----- Extracted material

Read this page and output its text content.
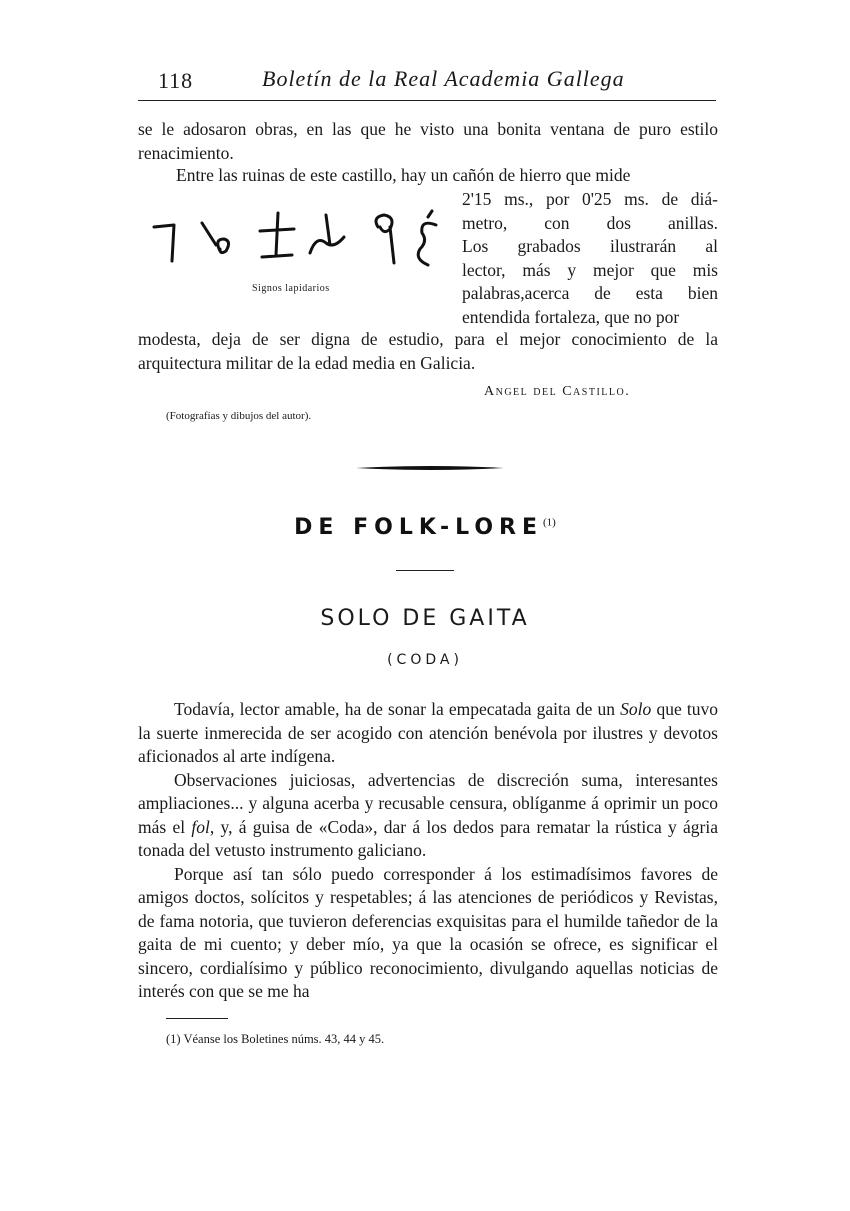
118	Boletín de la Real Academia Gallega
se le adosaron obras, en las que he visto una bonita ventana de puro estilo renacimiento.
Entre las ruinas de este castillo, hay un cañón de hierro que mide
2'15 ms., por 0'25 ms. de diá-
metro, con dos anillas.
Los grabados ilustrarán al
lector, más y mejor que mis
palabras,acerca de esta bien
entendida fortaleza, que no por
Signos lapidarios
modesta, deja de ser digna de estudio, para el mejor conocimiento de la arquitectura militar de la edad media en Galicia.
Angel del Castillo.
(Fotografías y dibujos del autor).
DE FOLK-LORE$^{(1)}$
SOLO DE GAITA
(CODA)

Todavía, lector amable, ha de sonar la empecatada gaita de un Solo que tuvo la suerte inmerecida de ser acogido con atención benévola por ilustres y devotos aficionados al arte indígena.

Observaciones juiciosas, advertencias de discreción suma, interesantes ampliaciones... y alguna acerba y recusable censura, oblíganme á oprimir un poco más el fol, y, á guisa de «Coda», dar á los dedos para rematar la rústica y ágria tonada del vetusto instrumento galiciano.

Porque así tan sólo puedo corresponder á los estimadísimos favores de amigos doctos, solícitos y respetables; á las atenciones de periódicos y Revistas, de fama notoria, que tuvieron deferencias exquisitas para el humilde tañedor de la gaita de mi cuento; y deber mío, ya que la ocasión se ofrece, es significar el sincero, cordialísimo y público reconocimiento, divulgando aquellas noticias de interés con que se me ha

(1) Véanse los Boletines núms. 43, 44 y 45.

----------

- **Task requirements**: Copy out the whole listing exactly, and don't carry over any pictures.

- **Written response**:
Read this page and output its text content.
118	Boletín de la Real Academia Gallega
se le adosaron obras, en las que he visto una bonita ventana de puro estilo renacimiento.
Entre las ruinas de este castillo, hay un cañón de hierro que mide
2'15 ms., por 0'25 ms. de diá-
metro, con dos anillas.
Los grabados ilustrarán al
lector, más y mejor que mis
palabras,acerca de esta bien
entendida fortaleza, que no por
Signos lapidarios
modesta, deja de ser digna de estudio, para el mejor conocimiento de la arquitectura militar de la edad media en Galicia.
Angel del Castillo.
(Fotografías y dibujos del autor).
DE FOLK-LORE$^{(1)}$
SOLO DE GAITA
(CODA)

Todavía, lector amable, ha de sonar la empecatada gaita de un Solo que tuvo la suerte inmerecida de ser acogido con atención benévola por ilustres y devotos aficionados al arte indígena.

Observaciones juiciosas, advertencias de discreción suma, interesantes ampliaciones... y alguna acerba y recusable censura, oblíganme á oprimir un poco más el fol, y, á guisa de «Coda», dar á los dedos para rematar la rústica y ágria tonada del vetusto instrumento galiciano.

Porque así tan sólo puedo corresponder á los estimadísimos favores de amigos doctos, solícitos y respetables; á las atenciones de periódicos y Revistas, de fama notoria, que tuvieron deferencias exquisitas para el humilde tañedor de la gaita de mi cuento; y deber mío, ya que la ocasión se ofrece, es significar el sincero, cordialísimo y público reconocimiento, divulgando aquellas noticias de interés con que se me ha

(1) Véanse los Boletines núms. 43, 44 y 45.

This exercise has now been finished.